══ RECORDS TO PROCESS ══

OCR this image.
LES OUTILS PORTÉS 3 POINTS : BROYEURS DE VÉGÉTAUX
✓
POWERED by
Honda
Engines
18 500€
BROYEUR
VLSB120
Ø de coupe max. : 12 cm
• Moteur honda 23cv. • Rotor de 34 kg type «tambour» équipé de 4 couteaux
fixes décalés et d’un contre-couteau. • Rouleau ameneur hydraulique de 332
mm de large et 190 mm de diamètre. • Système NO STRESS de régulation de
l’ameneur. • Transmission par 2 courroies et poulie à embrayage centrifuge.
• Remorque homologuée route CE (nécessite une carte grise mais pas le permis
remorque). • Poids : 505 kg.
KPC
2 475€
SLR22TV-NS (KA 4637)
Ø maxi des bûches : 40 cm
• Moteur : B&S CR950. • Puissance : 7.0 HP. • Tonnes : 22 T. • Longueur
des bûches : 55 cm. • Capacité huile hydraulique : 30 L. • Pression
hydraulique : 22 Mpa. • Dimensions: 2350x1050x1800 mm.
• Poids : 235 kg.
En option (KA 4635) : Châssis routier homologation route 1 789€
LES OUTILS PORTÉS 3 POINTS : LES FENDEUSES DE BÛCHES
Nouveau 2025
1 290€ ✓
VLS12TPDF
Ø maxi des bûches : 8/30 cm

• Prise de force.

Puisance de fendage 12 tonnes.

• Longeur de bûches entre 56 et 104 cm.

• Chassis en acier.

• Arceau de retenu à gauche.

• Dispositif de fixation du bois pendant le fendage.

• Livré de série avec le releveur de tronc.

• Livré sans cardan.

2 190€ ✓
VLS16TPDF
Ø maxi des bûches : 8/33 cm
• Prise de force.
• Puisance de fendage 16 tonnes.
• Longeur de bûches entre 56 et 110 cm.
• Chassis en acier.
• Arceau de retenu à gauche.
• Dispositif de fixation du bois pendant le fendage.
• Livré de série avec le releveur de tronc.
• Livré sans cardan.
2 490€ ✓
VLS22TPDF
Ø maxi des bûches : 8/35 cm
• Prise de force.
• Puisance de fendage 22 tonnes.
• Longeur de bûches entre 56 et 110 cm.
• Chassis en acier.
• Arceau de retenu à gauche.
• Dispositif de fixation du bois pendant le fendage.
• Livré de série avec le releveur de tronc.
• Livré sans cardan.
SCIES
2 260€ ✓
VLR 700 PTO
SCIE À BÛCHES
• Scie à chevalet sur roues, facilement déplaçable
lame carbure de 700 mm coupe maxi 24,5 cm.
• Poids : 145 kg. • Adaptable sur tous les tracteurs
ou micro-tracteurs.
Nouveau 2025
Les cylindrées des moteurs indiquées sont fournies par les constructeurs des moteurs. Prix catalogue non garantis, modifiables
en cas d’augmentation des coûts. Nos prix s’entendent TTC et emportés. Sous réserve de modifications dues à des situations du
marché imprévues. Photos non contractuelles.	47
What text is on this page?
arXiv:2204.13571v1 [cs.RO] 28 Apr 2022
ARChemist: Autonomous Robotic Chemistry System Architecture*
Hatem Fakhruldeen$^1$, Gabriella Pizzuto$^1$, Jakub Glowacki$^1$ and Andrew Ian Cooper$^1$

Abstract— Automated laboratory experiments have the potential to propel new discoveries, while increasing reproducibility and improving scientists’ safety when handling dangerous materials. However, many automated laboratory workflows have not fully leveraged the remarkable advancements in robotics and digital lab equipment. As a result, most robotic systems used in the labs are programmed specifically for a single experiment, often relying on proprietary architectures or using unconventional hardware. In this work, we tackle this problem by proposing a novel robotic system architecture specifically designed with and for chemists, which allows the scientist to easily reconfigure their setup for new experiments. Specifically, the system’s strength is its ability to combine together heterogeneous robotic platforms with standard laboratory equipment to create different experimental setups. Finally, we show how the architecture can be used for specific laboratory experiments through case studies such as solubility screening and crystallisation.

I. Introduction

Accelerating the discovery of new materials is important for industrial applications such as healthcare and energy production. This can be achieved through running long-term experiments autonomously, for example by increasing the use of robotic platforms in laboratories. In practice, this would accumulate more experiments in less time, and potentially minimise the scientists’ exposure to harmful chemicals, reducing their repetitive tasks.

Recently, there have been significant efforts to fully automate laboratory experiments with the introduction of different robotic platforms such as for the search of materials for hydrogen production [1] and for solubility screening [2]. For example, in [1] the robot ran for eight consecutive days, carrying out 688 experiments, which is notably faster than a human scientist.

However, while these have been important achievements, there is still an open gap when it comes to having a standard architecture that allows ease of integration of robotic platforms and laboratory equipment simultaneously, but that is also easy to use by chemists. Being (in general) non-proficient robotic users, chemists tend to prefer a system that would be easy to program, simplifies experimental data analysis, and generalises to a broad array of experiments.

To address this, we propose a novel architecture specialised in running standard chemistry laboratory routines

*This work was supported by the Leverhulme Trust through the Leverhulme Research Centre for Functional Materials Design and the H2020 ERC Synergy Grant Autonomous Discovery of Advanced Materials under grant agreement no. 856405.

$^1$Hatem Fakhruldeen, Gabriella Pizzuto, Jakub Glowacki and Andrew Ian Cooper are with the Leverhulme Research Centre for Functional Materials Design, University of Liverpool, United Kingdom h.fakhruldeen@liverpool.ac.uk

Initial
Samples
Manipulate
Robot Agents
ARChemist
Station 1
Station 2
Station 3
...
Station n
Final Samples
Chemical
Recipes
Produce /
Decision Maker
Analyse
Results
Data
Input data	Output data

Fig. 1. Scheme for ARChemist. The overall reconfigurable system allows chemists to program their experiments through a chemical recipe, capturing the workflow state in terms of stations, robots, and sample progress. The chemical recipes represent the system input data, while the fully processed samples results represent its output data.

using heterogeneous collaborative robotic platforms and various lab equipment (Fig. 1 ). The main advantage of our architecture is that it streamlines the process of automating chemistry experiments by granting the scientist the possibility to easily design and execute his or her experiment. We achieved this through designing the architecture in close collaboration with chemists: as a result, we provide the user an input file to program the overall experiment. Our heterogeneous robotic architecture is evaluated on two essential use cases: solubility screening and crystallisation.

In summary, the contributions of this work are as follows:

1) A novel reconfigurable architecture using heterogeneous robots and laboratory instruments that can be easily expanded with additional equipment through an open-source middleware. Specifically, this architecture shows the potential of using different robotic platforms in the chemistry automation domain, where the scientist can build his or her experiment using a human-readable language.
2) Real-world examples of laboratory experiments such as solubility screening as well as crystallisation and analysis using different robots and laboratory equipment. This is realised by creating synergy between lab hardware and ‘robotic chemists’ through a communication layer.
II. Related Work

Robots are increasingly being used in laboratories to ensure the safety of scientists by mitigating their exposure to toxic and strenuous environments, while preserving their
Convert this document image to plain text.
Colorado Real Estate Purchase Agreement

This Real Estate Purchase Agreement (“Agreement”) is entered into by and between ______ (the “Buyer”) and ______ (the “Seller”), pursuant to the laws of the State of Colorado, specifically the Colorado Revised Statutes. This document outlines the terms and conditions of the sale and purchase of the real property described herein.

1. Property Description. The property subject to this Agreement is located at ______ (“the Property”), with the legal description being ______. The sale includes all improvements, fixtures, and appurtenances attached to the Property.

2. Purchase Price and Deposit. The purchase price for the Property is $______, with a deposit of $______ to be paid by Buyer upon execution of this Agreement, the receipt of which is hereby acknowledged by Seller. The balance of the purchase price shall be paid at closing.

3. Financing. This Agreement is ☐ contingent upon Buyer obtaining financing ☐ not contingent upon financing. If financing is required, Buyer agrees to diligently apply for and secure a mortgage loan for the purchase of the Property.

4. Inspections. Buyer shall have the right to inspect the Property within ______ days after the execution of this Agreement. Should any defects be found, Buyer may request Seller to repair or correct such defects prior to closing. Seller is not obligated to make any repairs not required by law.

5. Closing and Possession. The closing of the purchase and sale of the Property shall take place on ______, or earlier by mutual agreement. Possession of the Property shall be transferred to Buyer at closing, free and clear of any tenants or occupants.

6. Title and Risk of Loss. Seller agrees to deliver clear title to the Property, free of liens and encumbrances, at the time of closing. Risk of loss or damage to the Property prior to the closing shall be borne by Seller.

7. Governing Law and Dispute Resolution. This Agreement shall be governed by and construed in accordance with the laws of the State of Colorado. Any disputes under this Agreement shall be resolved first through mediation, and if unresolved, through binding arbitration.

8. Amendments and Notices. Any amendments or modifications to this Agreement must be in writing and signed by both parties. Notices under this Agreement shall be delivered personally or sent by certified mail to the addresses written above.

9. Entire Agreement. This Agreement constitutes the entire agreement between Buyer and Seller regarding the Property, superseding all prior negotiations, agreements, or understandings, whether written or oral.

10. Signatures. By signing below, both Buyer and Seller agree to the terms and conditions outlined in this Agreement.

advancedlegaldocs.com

═══

TASK
How many lines in these entries contain the string "Pizzuto"? State the number and nothing more.

RESULT OF THE TASK
2